* Aim: Find the lines holding "dieses" and copy them.

* Dataset extract:
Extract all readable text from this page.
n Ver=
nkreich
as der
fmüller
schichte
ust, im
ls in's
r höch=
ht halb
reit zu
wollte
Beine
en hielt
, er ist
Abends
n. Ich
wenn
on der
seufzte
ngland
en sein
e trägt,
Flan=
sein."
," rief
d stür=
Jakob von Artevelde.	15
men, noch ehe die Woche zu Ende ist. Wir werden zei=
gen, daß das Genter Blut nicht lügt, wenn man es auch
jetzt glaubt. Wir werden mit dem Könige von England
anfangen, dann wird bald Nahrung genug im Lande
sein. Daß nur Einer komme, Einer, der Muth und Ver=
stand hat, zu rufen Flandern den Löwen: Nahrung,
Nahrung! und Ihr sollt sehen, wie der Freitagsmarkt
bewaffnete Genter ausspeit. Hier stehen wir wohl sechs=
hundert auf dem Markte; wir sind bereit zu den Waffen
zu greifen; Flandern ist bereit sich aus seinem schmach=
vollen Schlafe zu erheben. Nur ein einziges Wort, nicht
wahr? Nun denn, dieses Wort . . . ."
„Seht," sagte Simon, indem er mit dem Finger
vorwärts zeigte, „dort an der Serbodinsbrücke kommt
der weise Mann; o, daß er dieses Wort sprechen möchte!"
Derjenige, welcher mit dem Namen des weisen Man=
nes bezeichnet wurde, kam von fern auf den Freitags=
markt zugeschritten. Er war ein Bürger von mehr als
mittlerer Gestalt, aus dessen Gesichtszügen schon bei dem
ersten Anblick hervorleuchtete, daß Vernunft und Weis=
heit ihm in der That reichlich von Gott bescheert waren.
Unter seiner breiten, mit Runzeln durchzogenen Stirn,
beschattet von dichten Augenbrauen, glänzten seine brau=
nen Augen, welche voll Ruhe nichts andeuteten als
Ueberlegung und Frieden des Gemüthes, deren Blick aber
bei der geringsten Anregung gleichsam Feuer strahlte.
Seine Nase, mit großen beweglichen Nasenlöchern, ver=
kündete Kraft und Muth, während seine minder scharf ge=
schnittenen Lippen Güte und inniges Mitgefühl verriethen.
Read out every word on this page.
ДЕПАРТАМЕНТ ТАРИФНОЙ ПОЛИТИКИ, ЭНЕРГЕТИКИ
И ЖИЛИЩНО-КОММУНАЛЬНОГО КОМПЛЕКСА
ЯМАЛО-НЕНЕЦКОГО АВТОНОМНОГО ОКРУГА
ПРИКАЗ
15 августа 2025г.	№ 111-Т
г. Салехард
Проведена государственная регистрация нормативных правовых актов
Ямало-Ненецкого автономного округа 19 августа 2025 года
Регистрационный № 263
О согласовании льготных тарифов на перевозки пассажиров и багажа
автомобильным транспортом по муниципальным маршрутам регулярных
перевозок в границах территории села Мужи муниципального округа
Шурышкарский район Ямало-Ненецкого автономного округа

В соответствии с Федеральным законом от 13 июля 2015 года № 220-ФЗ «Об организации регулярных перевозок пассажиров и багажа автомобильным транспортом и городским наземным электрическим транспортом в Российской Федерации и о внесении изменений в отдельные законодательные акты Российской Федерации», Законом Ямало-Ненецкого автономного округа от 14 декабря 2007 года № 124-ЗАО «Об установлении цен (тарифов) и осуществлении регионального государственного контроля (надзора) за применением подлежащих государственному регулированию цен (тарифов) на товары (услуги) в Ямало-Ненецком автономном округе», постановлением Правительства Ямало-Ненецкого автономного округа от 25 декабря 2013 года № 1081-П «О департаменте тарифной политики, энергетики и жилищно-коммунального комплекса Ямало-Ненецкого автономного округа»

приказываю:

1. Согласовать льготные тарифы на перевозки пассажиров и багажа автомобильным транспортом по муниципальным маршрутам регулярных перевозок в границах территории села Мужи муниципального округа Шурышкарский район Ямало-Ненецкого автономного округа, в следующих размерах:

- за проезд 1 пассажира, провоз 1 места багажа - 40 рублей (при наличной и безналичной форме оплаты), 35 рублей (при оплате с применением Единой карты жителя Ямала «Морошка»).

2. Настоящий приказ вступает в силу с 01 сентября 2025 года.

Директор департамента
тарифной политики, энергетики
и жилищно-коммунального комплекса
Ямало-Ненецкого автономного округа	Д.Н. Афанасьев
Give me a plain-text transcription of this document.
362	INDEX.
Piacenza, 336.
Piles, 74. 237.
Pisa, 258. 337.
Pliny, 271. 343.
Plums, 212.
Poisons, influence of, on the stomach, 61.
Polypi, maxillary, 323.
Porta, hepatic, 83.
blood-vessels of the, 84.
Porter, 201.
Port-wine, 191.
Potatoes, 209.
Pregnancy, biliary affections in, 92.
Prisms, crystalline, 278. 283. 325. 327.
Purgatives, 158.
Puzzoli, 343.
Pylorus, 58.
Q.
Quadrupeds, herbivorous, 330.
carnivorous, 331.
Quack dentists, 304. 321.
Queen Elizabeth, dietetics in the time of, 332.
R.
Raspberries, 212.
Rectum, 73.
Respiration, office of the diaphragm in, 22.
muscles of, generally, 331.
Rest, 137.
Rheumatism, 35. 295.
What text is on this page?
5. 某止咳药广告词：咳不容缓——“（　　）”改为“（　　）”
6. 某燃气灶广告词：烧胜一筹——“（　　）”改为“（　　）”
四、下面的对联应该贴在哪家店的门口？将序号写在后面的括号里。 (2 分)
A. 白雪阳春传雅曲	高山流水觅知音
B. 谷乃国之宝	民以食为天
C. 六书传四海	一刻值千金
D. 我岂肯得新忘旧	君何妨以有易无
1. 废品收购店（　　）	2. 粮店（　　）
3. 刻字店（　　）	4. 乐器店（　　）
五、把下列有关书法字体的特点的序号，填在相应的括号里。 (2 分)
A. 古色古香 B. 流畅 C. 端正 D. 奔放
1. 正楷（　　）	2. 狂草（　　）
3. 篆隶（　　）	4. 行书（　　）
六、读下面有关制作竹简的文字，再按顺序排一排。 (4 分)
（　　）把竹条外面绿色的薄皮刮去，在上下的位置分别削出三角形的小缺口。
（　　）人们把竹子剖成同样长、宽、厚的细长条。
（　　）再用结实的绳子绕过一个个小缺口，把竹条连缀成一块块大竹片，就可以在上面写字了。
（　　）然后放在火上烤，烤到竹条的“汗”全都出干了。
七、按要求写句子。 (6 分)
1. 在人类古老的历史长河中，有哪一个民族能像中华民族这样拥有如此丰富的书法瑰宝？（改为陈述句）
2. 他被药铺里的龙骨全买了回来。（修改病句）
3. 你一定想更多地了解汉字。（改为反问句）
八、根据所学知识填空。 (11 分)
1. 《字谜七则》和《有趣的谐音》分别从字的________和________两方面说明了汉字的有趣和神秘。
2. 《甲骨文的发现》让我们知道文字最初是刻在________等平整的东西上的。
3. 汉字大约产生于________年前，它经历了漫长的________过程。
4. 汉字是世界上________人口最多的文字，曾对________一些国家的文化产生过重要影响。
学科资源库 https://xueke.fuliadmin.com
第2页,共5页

* Full output:
wahr? Nun denn, dieses Wort . . . ."
der weise Mann; o, daß er dieses Wort sprechen möchte!"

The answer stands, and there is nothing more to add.